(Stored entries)
========================

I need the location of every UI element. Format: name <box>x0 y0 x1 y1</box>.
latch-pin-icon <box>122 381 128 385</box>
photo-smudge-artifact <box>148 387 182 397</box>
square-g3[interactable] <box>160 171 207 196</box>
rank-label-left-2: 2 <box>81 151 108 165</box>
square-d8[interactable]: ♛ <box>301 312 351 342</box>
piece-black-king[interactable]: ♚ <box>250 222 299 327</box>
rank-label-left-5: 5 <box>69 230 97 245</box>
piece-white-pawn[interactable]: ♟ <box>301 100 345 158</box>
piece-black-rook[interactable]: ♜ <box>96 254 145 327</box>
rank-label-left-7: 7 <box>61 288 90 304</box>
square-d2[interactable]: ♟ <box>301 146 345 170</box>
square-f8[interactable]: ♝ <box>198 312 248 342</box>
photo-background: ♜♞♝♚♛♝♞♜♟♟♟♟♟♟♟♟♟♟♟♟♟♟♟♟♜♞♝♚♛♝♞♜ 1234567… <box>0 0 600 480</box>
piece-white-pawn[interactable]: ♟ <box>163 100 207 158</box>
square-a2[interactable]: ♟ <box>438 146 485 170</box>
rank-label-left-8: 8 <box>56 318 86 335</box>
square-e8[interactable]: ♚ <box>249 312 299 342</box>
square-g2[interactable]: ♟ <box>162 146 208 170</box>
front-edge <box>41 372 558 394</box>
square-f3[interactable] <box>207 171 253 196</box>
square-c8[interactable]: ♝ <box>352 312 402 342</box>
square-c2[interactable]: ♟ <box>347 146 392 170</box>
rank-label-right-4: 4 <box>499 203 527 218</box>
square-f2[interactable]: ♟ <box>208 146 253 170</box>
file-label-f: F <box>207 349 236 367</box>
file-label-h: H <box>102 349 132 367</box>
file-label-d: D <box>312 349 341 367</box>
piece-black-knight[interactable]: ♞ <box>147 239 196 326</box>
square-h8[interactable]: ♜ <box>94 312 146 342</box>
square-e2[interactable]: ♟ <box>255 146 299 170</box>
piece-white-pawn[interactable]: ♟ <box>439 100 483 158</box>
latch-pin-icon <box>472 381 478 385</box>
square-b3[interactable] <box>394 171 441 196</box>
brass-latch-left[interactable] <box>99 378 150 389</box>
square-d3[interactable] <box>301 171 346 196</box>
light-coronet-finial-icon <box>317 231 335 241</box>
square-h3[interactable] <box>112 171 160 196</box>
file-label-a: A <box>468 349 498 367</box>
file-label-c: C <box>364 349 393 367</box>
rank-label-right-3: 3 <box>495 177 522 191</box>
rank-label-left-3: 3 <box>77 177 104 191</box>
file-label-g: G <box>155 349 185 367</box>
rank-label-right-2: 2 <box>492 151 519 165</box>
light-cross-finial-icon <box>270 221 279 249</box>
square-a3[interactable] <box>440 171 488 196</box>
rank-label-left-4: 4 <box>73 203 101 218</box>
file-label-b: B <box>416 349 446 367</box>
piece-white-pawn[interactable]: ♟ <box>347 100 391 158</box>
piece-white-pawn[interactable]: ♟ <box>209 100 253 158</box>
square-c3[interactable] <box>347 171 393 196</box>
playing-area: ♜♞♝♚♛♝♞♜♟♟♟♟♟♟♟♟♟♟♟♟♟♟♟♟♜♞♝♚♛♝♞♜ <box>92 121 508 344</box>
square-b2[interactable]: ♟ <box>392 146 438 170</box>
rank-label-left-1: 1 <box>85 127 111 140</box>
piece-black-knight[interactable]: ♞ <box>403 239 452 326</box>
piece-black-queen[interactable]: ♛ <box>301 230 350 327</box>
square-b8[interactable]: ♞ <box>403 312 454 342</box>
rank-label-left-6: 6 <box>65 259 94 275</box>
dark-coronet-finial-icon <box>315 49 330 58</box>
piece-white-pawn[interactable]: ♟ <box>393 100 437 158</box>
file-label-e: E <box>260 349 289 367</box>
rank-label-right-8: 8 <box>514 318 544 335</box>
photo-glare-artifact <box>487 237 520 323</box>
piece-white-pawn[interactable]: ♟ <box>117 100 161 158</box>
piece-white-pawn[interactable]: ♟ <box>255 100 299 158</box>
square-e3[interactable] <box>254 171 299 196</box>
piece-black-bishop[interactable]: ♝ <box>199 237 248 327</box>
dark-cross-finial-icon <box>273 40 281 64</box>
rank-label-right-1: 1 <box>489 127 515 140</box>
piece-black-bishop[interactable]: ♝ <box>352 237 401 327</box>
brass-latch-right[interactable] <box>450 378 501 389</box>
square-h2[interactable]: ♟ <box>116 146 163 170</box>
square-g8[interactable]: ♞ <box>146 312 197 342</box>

========================

WHAT TO PRODUCE —
Locate every line in the listing above that contains the string "finial" and copy each one out in full.

EXERCISE ANSWER —
light-coronet-finial-icon <box>317 231 335 241</box>
light-cross-finial-icon <box>270 221 279 249</box>
dark-coronet-finial-icon <box>315 49 330 58</box>
dark-cross-finial-icon <box>273 40 281 64</box>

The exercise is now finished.